[Entries taken from a collection]
◆ ◆ ◆

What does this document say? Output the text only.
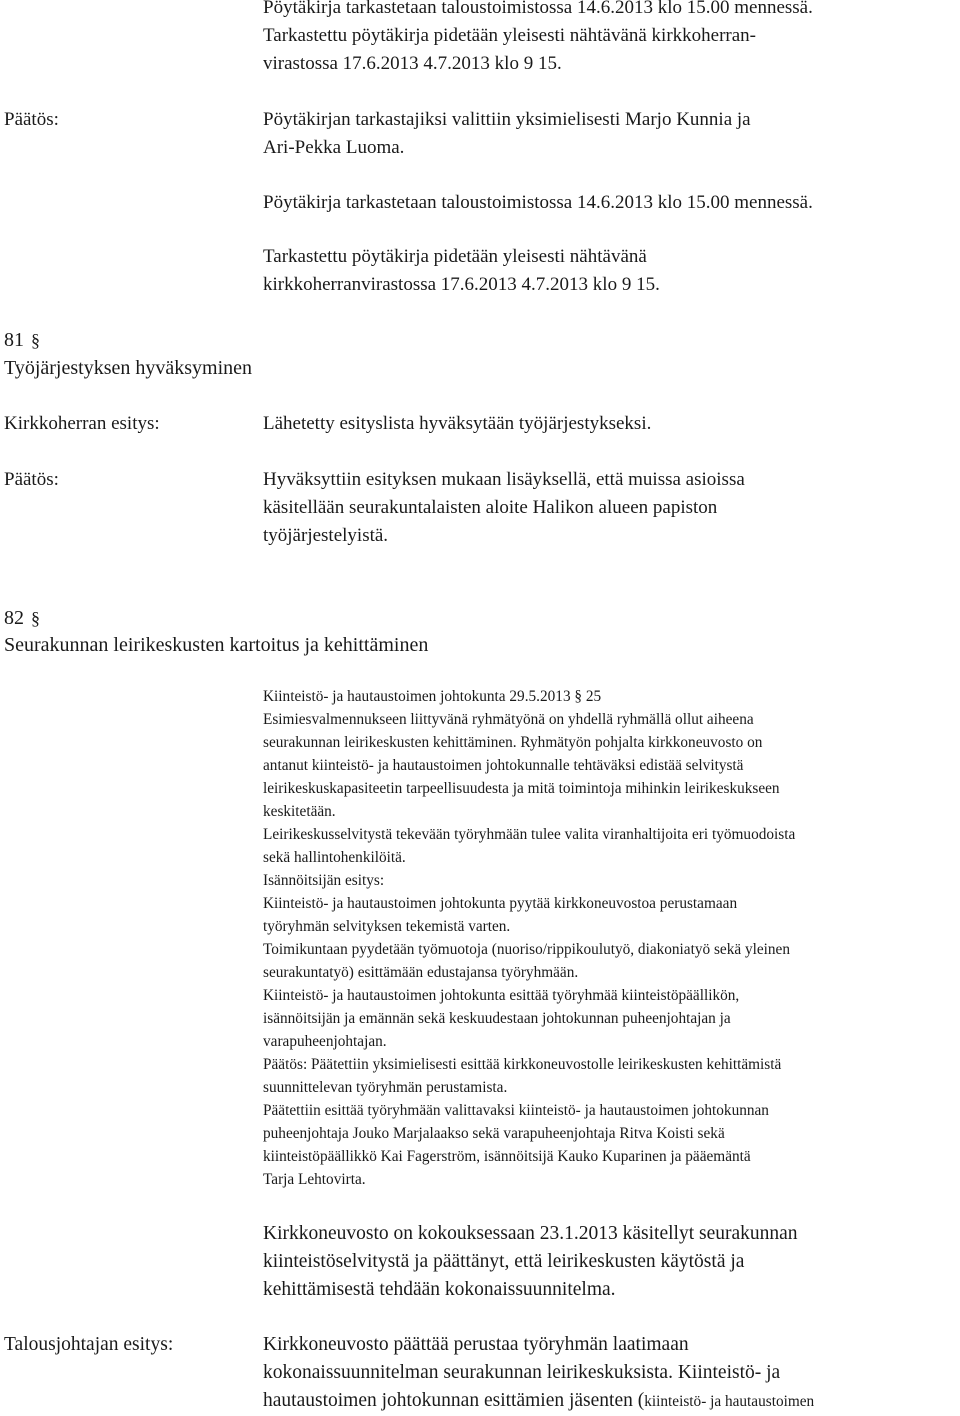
Pöytäkirja tarkastetaan taloustoimistossa 14.6.2013 klo 15.00 mennessä.

Tarkastettu pöytäkirja pidetään yleisesti nähtävänä kirkkoherran-

virastossa 17.6.2013 4.7.2013 klo 9 15.

Päätös:	Pöytäkirjan tarkastajiksi valittiin yksimielisesti Marjo Kunnia ja

Ari-Pekka Luoma.

Pöytäkirja tarkastetaan taloustoimistossa 14.6.2013 klo 15.00 mennessä.

Tarkastettu pöytäkirja pidetään yleisesti nähtävänä

kirkkoherranvirastossa 17.6.2013 4.7.2013 klo 9 15.

81 §

Työjärjestyksen hyväksyminen

Kirkkoherran esitys:	Lähetetty esityslista hyväksytään työjärjestykseksi.

Päätös:	Hyväksyttiin esityksen mukaan lisäyksellä, että muissa asioissa

käsitellään seurakuntalaisten aloite Halikon alueen papiston

työjärjestelyistä.

82 §

Seurakunnan leirikeskusten kartoitus ja kehittäminen

Kiinteistö- ja hautaustoimen johtokunta 29.5.2013 § 25

Esimiesvalmennukseen liittyvänä ryhmätyönä on yhdellä ryhmällä ollut aiheena

seurakunnan leirikeskusten kehittäminen. Ryhmätyön pohjalta kirkkoneuvosto on

antanut kiinteistö- ja hautaustoimen johtokunnalle tehtäväksi edistää selvitystä

leirikeskuskapasiteetin tarpeellisuudesta ja mitä toimintoja mihinkin leirikeskukseen

keskitetään.

Leirikeskusselvitystä tekevään työryhmään tulee valita viranhaltijoita eri työmuodoista

sekä hallintohenkilöitä.

Isännöitsijän esitys:

Kiinteistö- ja hautaustoimen johtokunta pyytää kirkkoneuvostoa perustamaan

työryhmän selvityksen tekemistä varten.

Toimikuntaan pyydetään työmuotoja (nuoriso/rippikoulutyö, diakoniatyö sekä yleinen

seurakuntatyö) esittämään edustajansa työryhmään.

Kiinteistö- ja hautaustoimen johtokunta esittää työryhmää kiinteistöpäällikön,

isännöitsijän ja emännän sekä keskuudestaan johtokunnan puheenjohtajan ja

varapuheenjohtajan.

Päätös: Päätettiin yksimielisesti esittää kirkkoneuvostolle leirikeskusten kehittämistä

suunnittelevan työryhmän perustamista.

Päätettiin esittää työryhmään valittavaksi kiinteistö- ja hautaustoimen johtokunnan

puheenjohtaja Jouko Marjalaakso sekä varapuheenjohtaja Ritva Koisti sekä

kiinteistöpäällikkö Kai Fagerström, isännöitsijä Kauko Kuparinen ja pääemäntä

Tarja Lehtovirta.

Kirkkoneuvosto on kokouksessaan 23.1.2013 käsitellyt seurakunnan

kiinteistöselvitystä ja päättänyt, että leirikeskusten käytöstä ja

kehittämisestä tehdään kokonaissuunnitelma.

Talousjohtajan esitys:	Kirkkoneuvosto päättää perustaa työryhmän laatimaan

kokonaissuunnitelman seurakunnan leirikeskuksista. Kiinteistö- ja

hautaustoimen johtokunnan esittämien jäsenten (kiinteistö- ja hautaustoimen
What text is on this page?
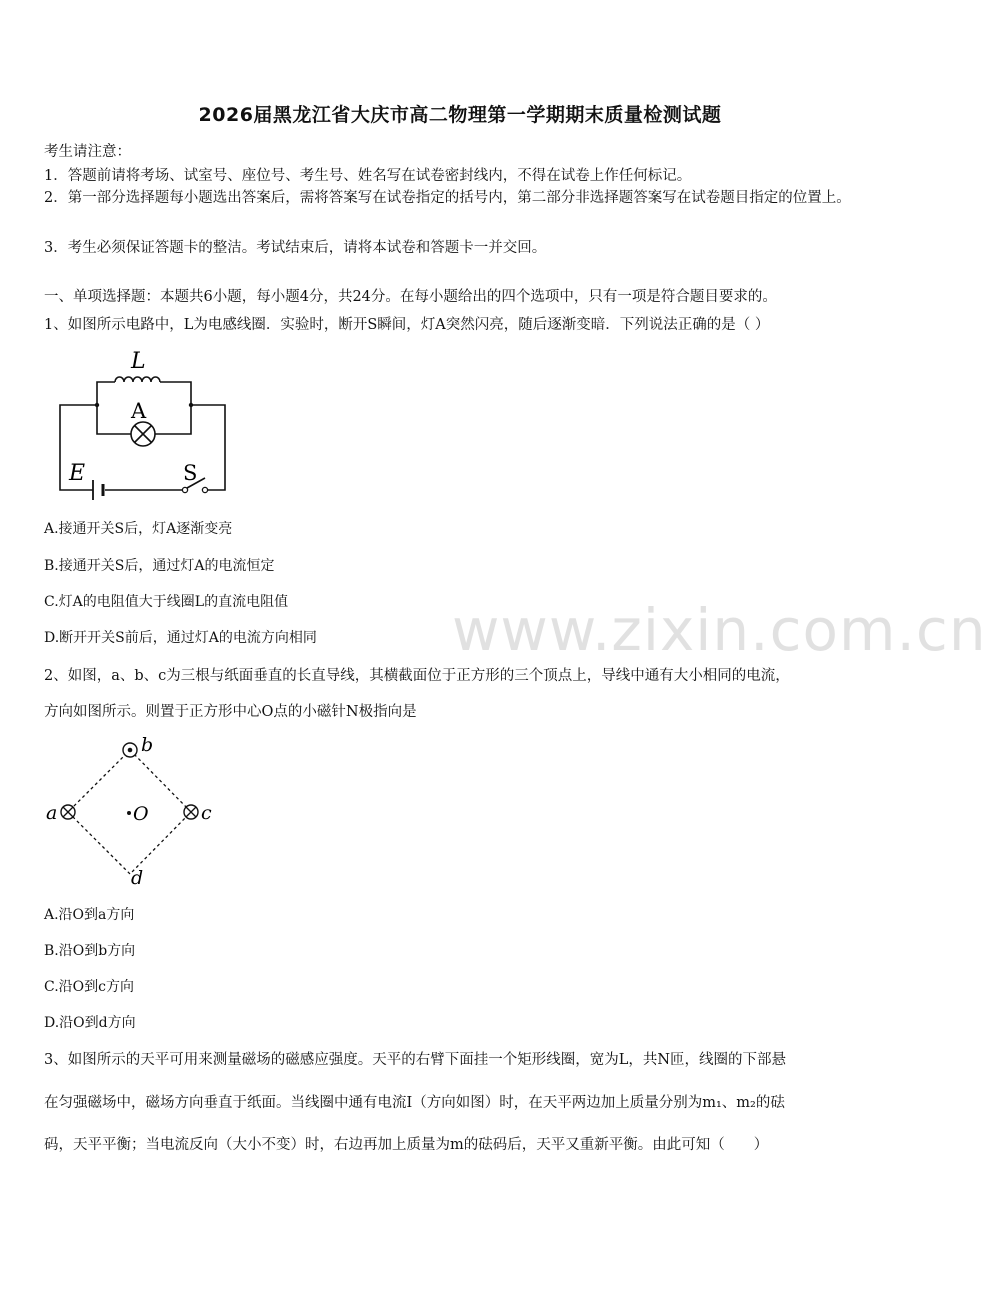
2026届黑龙江省大庆市高二物理第一学期期末质量检测试题
考生请注意：
1．答题前请将考场、试室号、座位号、考生号、姓名写在试卷密封线内，不得在试卷上作任何标记。
2．第一部分选择题每小题选出答案后，需将答案写在试卷指定的括号内，第二部分非选择题答案写在试卷题目指定的位置上。
3．考生必须保证答题卡的整洁。考试结束后，请将本试卷和答题卡一并交回。
一、单项选择题：本题共6小题，每小题4分，共24分。在每小题给出的四个选项中，只有一项是符合题目要求的。
1、如图所示电路中，L为电感线圈．实验时，断开S瞬间，灯A突然闪亮，随后逐渐变暗．下列说法正确的是（ ）
L
A
E	S
A.接通开关S后，灯A逐渐变亮
B.接通开关S后，通过灯A的电流恒定
C.灯A的电阻值大于线圈L的直流电阻值
D.断开开关S前后，通过灯A的电流方向相同
2、如图，a、b、c为三根与纸面垂直的长直导线，其横截面位于正方形的三个顶点上，导线中通有大小相同的电流，
方向如图所示。则置于正方形中心O点的小磁针N极指向是
b
a	c
d
O
A.沿O到a方向
B.沿O到b方向
C.沿O到c方向
D.沿O到d方向
3、如图所示的天平可用来测量磁场的磁感应强度。天平的右臂下面挂一个矩形线圈，宽为L，共N匝，线圈的下部悬
在匀强磁场中，磁场方向垂直于纸面。当线圈中通有电流I（方向如图）时，在天平两边加上质量分别为m₁、m₂的砝
码，天平平衡；当电流反向（大小不变）时，右边再加上质量为m的砝码后，天平又重新平衡。由此可知（　　）
www.zixin.com.cn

◆ ◆ ◆

◆ **DIRECTION**: Can the entries above be repeated exactly, without their pictures?

◆ **CORRECT ANSWER**:
What does this document say? Output the text only.
Pöytäkirja tarkastetaan taloustoimistossa 14.6.2013 klo 15.00 mennessä.

Tarkastettu pöytäkirja pidetään yleisesti nähtävänä kirkkoherran-

virastossa 17.6.2013 4.7.2013 klo 9 15.

Päätös:	Pöytäkirjan tarkastajiksi valittiin yksimielisesti Marjo Kunnia ja

Ari-Pekka Luoma.

Pöytäkirja tarkastetaan taloustoimistossa 14.6.2013 klo 15.00 mennessä.

Tarkastettu pöytäkirja pidetään yleisesti nähtävänä

kirkkoherranvirastossa 17.6.2013 4.7.2013 klo 9 15.

81 §

Työjärjestyksen hyväksyminen

Kirkkoherran esitys:	Lähetetty esityslista hyväksytään työjärjestykseksi.

Päätös:	Hyväksyttiin esityksen mukaan lisäyksellä, että muissa asioissa

käsitellään seurakuntalaisten aloite Halikon alueen papiston

työjärjestelyistä.

82 §

Seurakunnan leirikeskusten kartoitus ja kehittäminen

Kiinteistö- ja hautaustoimen johtokunta 29.5.2013 § 25

Esimiesvalmennukseen liittyvänä ryhmätyönä on yhdellä ryhmällä ollut aiheena

seurakunnan leirikeskusten kehittäminen. Ryhmätyön pohjalta kirkkoneuvosto on

antanut kiinteistö- ja hautaustoimen johtokunnalle tehtäväksi edistää selvitystä

leirikeskuskapasiteetin tarpeellisuudesta ja mitä toimintoja mihinkin leirikeskukseen

keskitetään.

Leirikeskusselvitystä tekevään työryhmään tulee valita viranhaltijoita eri työmuodoista

sekä hallintohenkilöitä.

Isännöitsijän esitys:

Kiinteistö- ja hautaustoimen johtokunta pyytää kirkkoneuvostoa perustamaan

työryhmän selvityksen tekemistä varten.

Toimikuntaan pyydetään työmuotoja (nuoriso/rippikoulutyö, diakoniatyö sekä yleinen

seurakuntatyö) esittämään edustajansa työryhmään.

Kiinteistö- ja hautaustoimen johtokunta esittää työryhmää kiinteistöpäällikön,

isännöitsijän ja emännän sekä keskuudestaan johtokunnan puheenjohtajan ja

varapuheenjohtajan.

Päätös: Päätettiin yksimielisesti esittää kirkkoneuvostolle leirikeskusten kehittämistä

suunnittelevan työryhmän perustamista.

Päätettiin esittää työryhmään valittavaksi kiinteistö- ja hautaustoimen johtokunnan

puheenjohtaja Jouko Marjalaakso sekä varapuheenjohtaja Ritva Koisti sekä

kiinteistöpäällikkö Kai Fagerström, isännöitsijä Kauko Kuparinen ja pääemäntä

Tarja Lehtovirta.

Kirkkoneuvosto on kokouksessaan 23.1.2013 käsitellyt seurakunnan

kiinteistöselvitystä ja päättänyt, että leirikeskusten käytöstä ja

kehittämisestä tehdään kokonaissuunnitelma.

Talousjohtajan esitys:	Kirkkoneuvosto päättää perustaa työryhmän laatimaan

kokonaissuunnitelman seurakunnan leirikeskuksista. Kiinteistö- ja

hautaustoimen johtokunnan esittämien jäsenten (kiinteistö- ja hautaustoimen
What text is on this page?
2026届黑龙江省大庆市高二物理第一学期期末质量检测试题
考生请注意：
1．答题前请将考场、试室号、座位号、考生号、姓名写在试卷密封线内，不得在试卷上作任何标记。
2．第一部分选择题每小题选出答案后，需将答案写在试卷指定的括号内，第二部分非选择题答案写在试卷题目指定的位置上。
3．考生必须保证答题卡的整洁。考试结束后，请将本试卷和答题卡一并交回。
一、单项选择题：本题共6小题，每小题4分，共24分。在每小题给出的四个选项中，只有一项是符合题目要求的。
1、如图所示电路中，L为电感线圈．实验时，断开S瞬间，灯A突然闪亮，随后逐渐变暗．下列说法正确的是（ ）
L
A
E	S
A.接通开关S后，灯A逐渐变亮
B.接通开关S后，通过灯A的电流恒定
C.灯A的电阻值大于线圈L的直流电阻值
D.断开开关S前后，通过灯A的电流方向相同
2、如图，a、b、c为三根与纸面垂直的长直导线，其横截面位于正方形的三个顶点上，导线中通有大小相同的电流，
方向如图所示。则置于正方形中心O点的小磁针N极指向是
b
a	c
d
O
A.沿O到a方向
B.沿O到b方向
C.沿O到c方向
D.沿O到d方向
3、如图所示的天平可用来测量磁场的磁感应强度。天平的右臂下面挂一个矩形线圈，宽为L，共N匝，线圈的下部悬
在匀强磁场中，磁场方向垂直于纸面。当线圈中通有电流I（方向如图）时，在天平两边加上质量分别为m₁、m₂的砝
码，天平平衡；当电流反向（大小不变）时，右边再加上质量为m的砝码后，天平又重新平衡。由此可知（　　）
www.zixin.com.cn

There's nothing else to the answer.